• [The task]
Using the listing below, select the lines with the word "visit" and copy them.

── Source data

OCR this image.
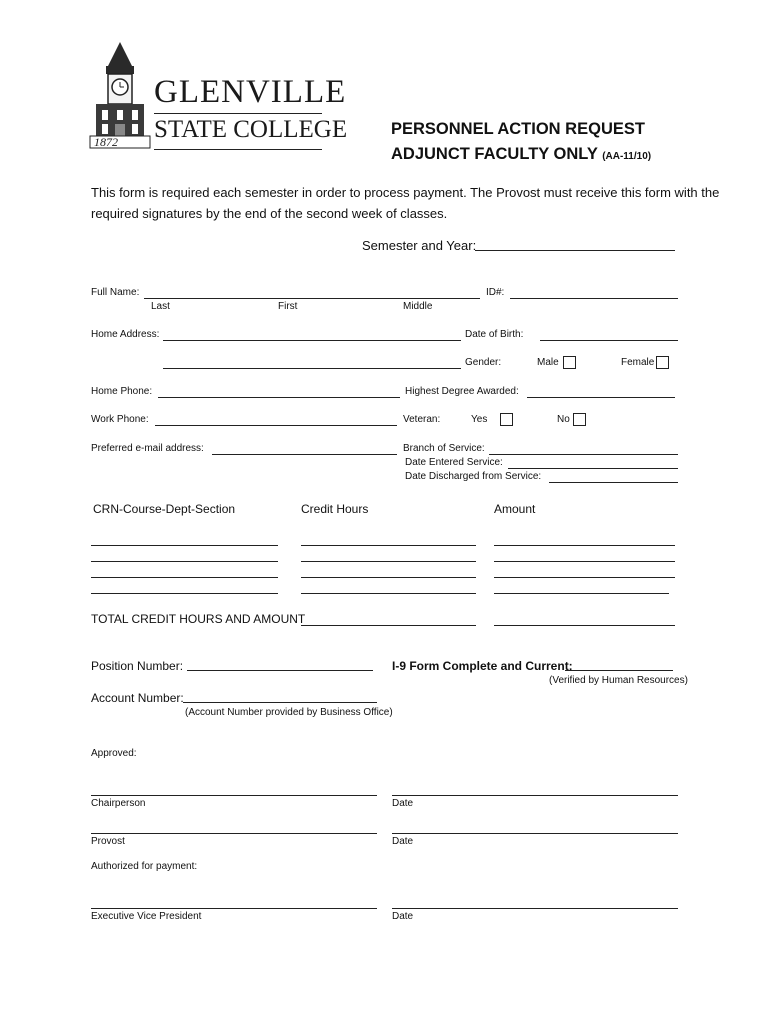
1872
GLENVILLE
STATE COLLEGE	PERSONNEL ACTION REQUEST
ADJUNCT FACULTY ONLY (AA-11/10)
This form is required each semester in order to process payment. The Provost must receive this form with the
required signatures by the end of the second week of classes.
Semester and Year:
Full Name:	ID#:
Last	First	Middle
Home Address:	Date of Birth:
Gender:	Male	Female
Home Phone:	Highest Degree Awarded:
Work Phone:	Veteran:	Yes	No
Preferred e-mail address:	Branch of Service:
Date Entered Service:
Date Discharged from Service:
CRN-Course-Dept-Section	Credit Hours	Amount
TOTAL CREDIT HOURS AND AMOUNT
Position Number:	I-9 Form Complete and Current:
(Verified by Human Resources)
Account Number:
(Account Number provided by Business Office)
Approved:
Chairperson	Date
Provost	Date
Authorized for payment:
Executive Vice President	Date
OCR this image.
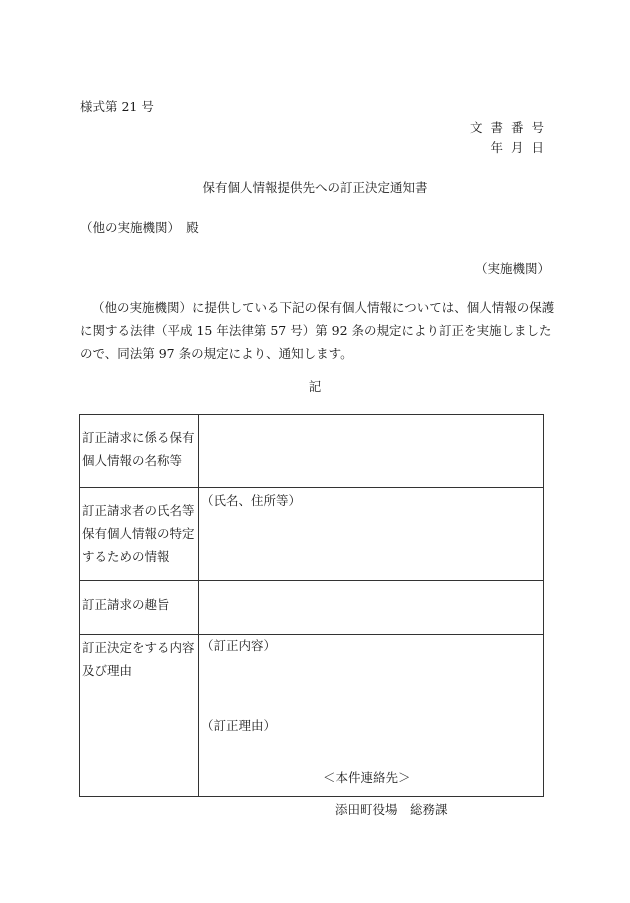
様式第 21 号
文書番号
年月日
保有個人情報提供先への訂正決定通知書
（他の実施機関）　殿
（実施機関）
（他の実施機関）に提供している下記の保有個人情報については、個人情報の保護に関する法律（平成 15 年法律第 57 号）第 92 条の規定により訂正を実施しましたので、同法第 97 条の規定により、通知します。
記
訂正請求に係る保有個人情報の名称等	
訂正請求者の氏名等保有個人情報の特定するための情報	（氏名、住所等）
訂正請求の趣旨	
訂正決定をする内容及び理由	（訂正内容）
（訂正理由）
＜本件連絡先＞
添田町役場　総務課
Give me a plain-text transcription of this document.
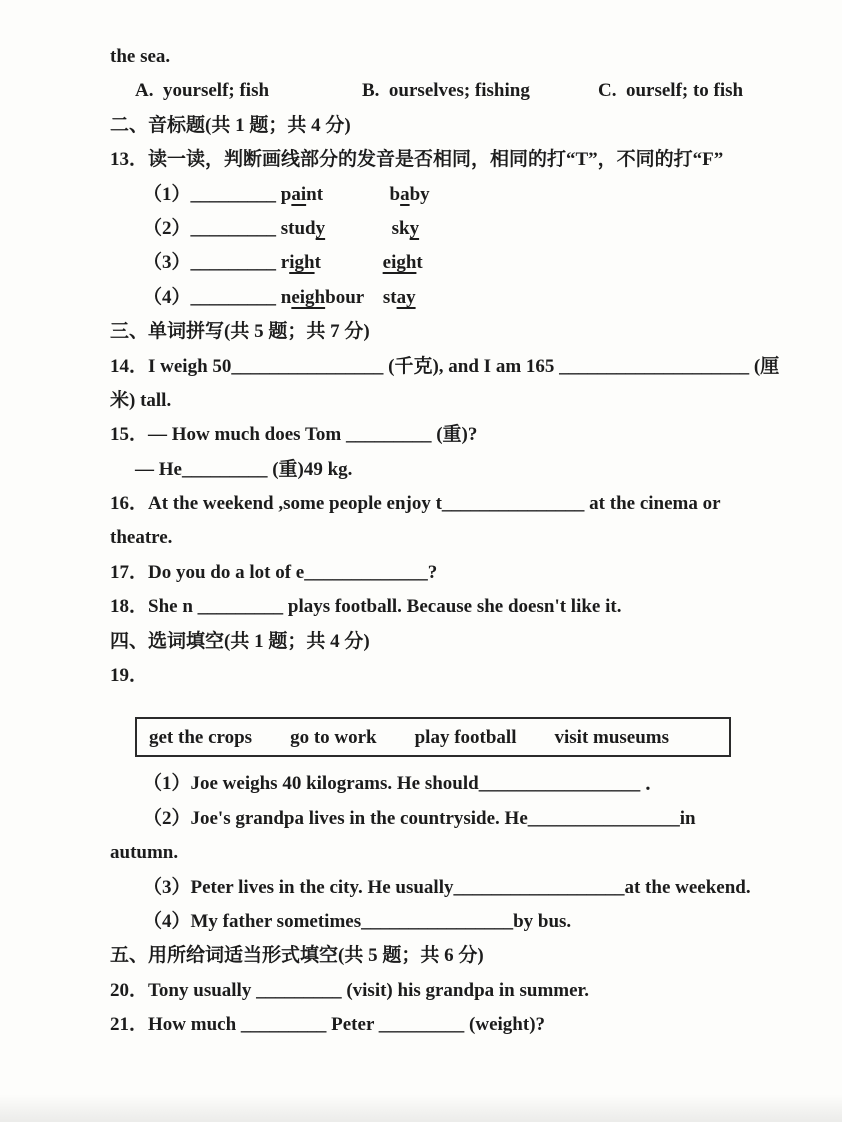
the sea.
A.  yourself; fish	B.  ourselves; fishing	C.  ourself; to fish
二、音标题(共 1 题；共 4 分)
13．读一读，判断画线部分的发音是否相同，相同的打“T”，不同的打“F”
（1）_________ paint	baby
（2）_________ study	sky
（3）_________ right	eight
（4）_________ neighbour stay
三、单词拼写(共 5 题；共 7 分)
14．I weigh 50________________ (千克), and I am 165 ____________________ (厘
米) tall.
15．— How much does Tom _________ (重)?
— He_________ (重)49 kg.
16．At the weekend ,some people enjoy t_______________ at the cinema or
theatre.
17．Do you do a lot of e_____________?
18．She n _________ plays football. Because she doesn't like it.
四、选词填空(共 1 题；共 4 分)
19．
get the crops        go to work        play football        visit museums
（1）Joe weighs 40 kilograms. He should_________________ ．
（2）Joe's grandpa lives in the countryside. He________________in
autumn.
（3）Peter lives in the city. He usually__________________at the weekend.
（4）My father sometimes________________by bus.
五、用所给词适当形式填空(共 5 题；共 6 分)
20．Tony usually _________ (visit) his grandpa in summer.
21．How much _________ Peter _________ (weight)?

────
── Source data

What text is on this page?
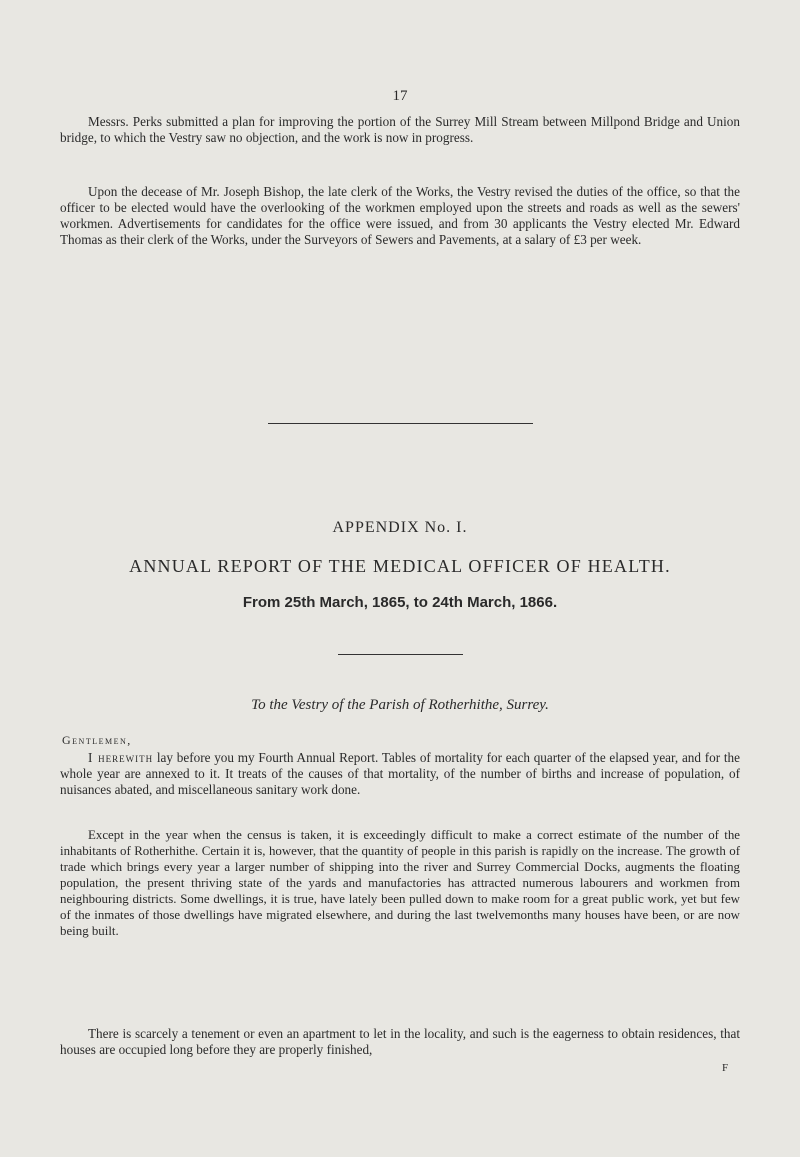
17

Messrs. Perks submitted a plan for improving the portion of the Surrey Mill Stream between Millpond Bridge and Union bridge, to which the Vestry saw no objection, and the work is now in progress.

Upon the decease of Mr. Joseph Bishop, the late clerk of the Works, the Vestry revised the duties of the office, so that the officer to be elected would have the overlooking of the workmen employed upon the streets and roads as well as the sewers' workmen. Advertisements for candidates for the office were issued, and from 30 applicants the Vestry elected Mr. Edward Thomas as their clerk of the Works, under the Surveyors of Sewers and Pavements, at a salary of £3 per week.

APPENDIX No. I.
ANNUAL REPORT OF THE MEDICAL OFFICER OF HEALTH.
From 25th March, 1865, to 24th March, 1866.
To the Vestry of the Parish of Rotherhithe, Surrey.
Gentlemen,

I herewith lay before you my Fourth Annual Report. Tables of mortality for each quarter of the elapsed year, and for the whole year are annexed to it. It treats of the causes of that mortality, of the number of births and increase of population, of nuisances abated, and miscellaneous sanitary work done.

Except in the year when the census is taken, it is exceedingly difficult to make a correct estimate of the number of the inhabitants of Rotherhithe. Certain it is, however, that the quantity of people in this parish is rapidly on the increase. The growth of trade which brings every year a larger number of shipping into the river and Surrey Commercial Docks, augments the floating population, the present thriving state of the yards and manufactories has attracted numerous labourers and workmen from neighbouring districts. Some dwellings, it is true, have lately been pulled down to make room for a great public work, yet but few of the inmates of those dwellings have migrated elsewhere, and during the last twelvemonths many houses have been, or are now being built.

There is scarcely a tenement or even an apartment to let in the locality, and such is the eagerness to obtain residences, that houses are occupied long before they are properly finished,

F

────
── Source data

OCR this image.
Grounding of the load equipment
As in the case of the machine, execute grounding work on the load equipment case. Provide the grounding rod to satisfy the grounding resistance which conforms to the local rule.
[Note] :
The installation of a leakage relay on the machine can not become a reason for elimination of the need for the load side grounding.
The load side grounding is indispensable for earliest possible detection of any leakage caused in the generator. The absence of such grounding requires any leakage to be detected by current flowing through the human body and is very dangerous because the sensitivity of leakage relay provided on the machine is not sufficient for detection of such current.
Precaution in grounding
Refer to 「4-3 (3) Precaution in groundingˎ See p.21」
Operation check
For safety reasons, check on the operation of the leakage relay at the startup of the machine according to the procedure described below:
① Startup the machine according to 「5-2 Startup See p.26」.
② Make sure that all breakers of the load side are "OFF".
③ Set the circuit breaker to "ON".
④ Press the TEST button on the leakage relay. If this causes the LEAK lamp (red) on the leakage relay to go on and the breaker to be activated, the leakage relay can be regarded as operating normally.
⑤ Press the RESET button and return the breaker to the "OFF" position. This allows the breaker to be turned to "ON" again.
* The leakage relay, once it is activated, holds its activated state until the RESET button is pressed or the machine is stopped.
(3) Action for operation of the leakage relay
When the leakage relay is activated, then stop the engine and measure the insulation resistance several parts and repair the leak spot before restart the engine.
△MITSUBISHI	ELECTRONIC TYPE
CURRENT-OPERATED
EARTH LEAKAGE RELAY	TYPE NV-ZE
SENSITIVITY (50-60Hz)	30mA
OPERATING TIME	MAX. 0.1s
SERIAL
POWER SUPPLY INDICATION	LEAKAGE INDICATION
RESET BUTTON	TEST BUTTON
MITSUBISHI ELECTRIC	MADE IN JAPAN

────

• [The reply]
get the crops        go to work        play football        visit museums
20．Tony usually _________ (visit) his grandpa in summer.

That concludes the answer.